Task description:
Gather all lines containing the string "driven" and copy them out.

Extracted information:
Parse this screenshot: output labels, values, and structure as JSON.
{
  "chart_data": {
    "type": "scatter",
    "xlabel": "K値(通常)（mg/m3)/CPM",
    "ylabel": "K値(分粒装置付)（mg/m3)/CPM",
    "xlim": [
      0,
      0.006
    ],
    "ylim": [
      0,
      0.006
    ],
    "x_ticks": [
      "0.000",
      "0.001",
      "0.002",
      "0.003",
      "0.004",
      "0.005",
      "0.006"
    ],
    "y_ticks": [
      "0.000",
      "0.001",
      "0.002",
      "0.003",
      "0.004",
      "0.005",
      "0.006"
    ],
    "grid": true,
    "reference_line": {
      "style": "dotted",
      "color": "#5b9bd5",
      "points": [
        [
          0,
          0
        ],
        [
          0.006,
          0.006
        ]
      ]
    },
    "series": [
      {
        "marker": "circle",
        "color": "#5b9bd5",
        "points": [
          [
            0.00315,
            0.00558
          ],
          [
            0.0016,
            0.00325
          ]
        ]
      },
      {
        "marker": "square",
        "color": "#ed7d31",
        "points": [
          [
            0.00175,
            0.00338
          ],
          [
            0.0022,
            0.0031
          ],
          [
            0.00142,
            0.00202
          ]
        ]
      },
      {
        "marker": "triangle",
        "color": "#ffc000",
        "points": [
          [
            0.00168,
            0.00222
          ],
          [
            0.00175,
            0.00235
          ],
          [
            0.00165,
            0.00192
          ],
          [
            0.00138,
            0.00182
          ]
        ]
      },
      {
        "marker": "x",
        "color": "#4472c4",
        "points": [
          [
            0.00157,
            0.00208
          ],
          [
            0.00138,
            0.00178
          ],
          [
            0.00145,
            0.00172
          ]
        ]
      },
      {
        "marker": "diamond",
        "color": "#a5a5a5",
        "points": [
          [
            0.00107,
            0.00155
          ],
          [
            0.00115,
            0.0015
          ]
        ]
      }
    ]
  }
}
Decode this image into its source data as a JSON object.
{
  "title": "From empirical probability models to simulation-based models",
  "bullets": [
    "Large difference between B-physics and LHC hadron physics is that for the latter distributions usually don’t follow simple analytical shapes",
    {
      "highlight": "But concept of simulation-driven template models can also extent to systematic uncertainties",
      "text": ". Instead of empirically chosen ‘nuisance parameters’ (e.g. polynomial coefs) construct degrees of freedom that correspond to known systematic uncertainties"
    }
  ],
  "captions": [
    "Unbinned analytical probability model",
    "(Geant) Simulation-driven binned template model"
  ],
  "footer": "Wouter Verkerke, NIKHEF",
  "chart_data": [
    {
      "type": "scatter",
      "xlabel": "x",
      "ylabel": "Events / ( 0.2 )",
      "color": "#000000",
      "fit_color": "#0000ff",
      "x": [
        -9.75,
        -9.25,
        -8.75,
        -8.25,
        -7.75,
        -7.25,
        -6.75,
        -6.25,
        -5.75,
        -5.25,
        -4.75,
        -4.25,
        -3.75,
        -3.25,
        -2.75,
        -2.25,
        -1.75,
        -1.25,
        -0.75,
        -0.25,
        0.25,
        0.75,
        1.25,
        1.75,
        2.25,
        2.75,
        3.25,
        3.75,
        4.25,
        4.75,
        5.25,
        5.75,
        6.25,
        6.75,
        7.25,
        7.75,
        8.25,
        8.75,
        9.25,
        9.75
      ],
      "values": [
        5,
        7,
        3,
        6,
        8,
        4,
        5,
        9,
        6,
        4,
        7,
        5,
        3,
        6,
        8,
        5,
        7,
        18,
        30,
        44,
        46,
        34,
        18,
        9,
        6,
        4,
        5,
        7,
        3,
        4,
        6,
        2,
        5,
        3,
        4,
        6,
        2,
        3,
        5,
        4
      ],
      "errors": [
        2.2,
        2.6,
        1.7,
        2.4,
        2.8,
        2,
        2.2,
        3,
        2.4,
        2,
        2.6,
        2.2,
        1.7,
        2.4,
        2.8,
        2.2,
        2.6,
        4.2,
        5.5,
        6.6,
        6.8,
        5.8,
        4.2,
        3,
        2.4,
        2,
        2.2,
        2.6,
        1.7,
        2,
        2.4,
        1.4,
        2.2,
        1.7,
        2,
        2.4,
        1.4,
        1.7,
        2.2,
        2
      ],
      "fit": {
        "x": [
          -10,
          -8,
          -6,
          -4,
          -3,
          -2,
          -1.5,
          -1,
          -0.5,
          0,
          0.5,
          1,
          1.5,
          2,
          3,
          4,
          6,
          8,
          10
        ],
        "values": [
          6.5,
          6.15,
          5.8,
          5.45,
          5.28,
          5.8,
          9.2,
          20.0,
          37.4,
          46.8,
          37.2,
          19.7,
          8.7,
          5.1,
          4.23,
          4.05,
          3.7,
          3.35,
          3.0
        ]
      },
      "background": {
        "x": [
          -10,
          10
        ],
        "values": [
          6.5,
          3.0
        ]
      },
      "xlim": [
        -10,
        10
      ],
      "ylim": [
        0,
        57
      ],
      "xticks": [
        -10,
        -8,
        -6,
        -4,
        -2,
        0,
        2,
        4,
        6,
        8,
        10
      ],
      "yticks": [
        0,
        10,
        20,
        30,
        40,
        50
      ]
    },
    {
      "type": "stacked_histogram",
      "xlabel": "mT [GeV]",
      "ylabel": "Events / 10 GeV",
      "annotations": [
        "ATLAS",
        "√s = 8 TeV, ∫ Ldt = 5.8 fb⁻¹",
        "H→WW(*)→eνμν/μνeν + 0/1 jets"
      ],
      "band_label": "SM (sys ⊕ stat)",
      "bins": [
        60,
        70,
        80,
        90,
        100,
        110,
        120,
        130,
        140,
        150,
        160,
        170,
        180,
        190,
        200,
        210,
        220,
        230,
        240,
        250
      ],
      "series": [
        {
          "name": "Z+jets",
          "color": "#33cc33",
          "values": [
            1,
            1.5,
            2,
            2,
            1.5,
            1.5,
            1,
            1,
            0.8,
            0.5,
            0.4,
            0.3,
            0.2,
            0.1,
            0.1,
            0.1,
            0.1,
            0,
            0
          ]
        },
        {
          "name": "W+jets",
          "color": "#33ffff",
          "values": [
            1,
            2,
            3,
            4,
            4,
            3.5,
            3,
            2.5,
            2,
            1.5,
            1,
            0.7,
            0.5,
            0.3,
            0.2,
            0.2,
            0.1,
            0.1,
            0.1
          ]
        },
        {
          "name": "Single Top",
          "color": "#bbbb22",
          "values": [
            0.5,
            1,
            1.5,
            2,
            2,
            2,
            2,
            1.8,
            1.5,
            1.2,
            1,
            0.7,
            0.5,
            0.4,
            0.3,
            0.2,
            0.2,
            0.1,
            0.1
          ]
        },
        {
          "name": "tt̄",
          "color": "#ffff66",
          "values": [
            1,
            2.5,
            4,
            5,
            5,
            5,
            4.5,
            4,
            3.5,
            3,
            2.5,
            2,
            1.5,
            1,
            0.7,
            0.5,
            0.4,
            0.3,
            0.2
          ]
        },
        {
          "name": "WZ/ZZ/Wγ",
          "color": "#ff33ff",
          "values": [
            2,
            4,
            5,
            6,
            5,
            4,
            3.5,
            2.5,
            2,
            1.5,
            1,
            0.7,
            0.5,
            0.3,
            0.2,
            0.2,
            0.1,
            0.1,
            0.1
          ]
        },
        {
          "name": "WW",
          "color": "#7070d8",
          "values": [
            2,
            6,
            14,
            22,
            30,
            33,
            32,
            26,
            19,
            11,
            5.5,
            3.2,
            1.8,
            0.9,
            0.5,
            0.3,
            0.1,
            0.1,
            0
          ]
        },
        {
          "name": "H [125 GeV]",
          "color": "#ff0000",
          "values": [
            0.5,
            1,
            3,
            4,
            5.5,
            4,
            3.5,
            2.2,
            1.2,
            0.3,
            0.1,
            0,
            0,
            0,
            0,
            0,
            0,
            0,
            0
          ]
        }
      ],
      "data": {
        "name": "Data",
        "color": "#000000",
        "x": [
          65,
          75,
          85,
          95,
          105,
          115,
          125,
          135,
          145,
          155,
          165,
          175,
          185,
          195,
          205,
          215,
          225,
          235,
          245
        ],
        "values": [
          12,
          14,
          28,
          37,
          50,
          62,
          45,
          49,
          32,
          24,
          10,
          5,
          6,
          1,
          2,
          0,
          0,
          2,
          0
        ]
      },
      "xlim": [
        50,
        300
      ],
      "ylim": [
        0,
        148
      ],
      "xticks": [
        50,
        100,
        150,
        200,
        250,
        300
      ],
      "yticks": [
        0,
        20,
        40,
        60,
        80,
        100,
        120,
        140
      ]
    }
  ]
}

Answer to the problem:
      "highlight": "But concept of simulation-driven template models can also extent to systematic uncertainties",
    "(Geant) Simulation-driven binned template model"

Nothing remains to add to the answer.